------ Records for the task ------

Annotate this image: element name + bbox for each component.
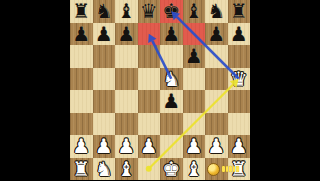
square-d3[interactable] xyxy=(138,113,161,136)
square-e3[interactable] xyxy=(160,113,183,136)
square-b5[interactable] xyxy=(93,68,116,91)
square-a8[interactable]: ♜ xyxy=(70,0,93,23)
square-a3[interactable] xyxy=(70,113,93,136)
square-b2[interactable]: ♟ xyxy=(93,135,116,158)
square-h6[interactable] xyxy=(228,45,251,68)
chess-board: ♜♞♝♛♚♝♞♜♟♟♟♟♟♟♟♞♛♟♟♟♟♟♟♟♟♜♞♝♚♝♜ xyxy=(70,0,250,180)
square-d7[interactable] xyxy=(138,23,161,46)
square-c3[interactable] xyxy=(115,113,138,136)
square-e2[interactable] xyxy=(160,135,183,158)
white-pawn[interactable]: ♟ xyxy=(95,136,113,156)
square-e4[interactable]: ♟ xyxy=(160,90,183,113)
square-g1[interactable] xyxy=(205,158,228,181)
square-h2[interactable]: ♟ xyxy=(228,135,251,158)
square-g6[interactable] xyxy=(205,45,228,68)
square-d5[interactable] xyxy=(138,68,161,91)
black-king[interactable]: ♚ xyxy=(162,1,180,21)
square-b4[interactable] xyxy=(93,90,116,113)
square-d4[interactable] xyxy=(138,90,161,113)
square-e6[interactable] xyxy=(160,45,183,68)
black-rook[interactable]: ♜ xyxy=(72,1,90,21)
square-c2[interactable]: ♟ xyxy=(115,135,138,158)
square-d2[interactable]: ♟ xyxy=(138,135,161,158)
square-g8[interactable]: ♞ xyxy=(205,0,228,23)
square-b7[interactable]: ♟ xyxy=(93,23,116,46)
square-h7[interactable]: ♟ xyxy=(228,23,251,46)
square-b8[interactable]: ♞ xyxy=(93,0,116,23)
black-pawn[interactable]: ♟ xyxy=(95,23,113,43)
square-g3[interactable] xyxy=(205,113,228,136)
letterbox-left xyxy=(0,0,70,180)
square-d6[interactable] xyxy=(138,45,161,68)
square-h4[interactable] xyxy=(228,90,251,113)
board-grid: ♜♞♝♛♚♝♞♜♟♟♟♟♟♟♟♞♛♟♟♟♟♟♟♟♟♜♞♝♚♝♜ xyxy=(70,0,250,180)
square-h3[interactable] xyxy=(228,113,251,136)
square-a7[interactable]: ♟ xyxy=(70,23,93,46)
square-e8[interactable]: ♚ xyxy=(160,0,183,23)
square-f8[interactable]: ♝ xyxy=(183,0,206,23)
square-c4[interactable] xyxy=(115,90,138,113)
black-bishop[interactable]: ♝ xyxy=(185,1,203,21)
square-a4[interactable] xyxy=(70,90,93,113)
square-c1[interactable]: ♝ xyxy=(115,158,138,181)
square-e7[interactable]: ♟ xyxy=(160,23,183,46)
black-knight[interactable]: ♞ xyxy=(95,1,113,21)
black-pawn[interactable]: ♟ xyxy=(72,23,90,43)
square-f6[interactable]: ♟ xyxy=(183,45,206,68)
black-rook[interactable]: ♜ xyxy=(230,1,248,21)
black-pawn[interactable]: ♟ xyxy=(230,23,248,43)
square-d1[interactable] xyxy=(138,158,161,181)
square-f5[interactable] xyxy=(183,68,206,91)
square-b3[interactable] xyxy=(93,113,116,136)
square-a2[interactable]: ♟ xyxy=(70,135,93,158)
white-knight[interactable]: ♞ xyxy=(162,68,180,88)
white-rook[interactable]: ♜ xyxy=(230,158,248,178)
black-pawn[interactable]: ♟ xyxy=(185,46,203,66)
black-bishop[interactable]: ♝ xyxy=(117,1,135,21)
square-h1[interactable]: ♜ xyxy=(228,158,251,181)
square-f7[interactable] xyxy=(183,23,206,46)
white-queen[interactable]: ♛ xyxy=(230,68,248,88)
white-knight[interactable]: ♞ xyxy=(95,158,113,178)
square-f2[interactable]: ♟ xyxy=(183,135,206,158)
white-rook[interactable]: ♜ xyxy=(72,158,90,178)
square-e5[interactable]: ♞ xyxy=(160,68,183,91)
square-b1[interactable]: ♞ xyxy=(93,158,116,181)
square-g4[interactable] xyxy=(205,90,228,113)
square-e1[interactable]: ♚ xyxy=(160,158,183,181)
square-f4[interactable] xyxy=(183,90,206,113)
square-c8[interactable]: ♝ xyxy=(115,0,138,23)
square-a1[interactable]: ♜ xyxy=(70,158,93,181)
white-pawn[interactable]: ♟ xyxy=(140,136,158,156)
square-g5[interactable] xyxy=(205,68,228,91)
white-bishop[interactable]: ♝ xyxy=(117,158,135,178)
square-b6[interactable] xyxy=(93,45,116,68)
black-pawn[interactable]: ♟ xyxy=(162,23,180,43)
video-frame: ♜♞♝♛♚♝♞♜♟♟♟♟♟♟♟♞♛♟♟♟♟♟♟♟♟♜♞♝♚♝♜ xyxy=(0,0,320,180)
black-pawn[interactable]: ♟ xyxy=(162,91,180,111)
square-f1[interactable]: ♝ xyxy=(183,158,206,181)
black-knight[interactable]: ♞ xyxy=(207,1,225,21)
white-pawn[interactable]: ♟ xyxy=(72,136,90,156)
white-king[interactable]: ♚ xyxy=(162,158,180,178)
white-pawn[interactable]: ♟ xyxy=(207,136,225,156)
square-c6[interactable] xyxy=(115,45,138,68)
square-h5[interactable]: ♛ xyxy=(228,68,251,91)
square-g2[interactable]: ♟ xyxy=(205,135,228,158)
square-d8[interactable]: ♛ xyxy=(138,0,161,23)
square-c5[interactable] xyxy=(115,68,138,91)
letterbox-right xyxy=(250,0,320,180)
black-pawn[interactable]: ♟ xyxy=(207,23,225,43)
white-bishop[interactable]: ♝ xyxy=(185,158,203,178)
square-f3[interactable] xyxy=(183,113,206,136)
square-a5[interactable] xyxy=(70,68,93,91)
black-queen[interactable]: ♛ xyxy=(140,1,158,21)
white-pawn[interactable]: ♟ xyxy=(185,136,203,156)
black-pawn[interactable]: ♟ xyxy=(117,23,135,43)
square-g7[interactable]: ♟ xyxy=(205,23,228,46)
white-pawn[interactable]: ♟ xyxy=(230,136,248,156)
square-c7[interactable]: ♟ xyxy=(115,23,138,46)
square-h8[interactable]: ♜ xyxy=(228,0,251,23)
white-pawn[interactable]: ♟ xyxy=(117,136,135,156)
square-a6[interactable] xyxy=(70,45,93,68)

------
------ Records for the task ------

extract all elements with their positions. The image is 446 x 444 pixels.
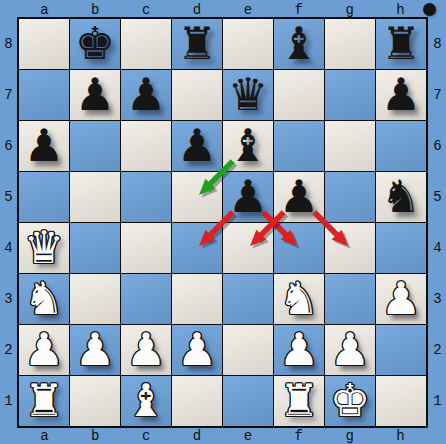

------
------ Records for the task ------

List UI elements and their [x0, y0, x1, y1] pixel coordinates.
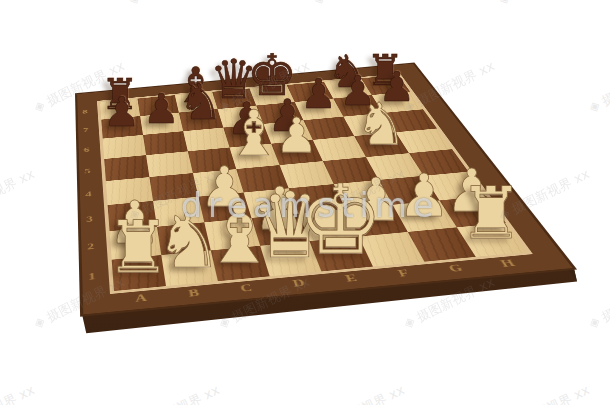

------

→ **Exercise brief**
Render the material as a JSON list of strings with one string per line, starting at the line that contains "Annotate this image: element" and ending after the line that contains "square-d2[interactable]: ♟ xyxy=(138,135,161,158)", and skip blank lines. Do not include the pictures in the list.

→ **Full output**
[
  "Annotate this image: element name + bbox for each component.",
  "square-d3[interactable] xyxy=(138,113,161,136)",
  "square-e3[interactable] xyxy=(160,113,183,136)",
  "square-b5[interactable] xyxy=(93,68,116,91)",
  "square-a8[interactable]: ♜ xyxy=(70,0,93,23)",
  "square-a3[interactable] xyxy=(70,113,93,136)",
  "square-b2[interactable]: ♟ xyxy=(93,135,116,158)",
  "square-h6[interactable] xyxy=(228,45,251,68)",
  "chess-board: ♜♞♝♛♚♝♞♜♟♟♟♟♟♟♟♞♛♟♟♟♟♟♟♟♟♜♞♝♚♝♜ xyxy=(70,0,250,180)",
  "square-d7[interactable] xyxy=(138,23,161,46)",
  "square-c3[interactable] xyxy=(115,113,138,136)",
  "square-e2[interactable] xyxy=(160,135,183,158)",
  "white-pawn[interactable]: ♟ xyxy=(95,136,113,156)",
  "square-e4[interactable]: ♟ xyxy=(160,90,183,113)",
  "square-g1[interactable] xyxy=(205,158,228,181)",
  "square-h2[interactable]: ♟ xyxy=(228,135,251,158)",
  "square-g6[interactable] xyxy=(205,45,228,68)",
  "square-d5[interactable] xyxy=(138,68,161,91)",
  "black-king[interactable]: ♚ xyxy=(162,1,180,21)",
  "square-b4[interactable] xyxy=(93,90,116,113)",
  "square-d4[interactable] xyxy=(138,90,161,113)",
  "square-e6[interactable] xyxy=(160,45,183,68)",
  "black-rook[interactable]: ♜ xyxy=(72,1,90,21)",
  "square-c2[interactable]: ♟ xyxy=(115,135,138,158)",
  "square-d2[interactable]: ♟ xyxy=(138,135,161,158)"
]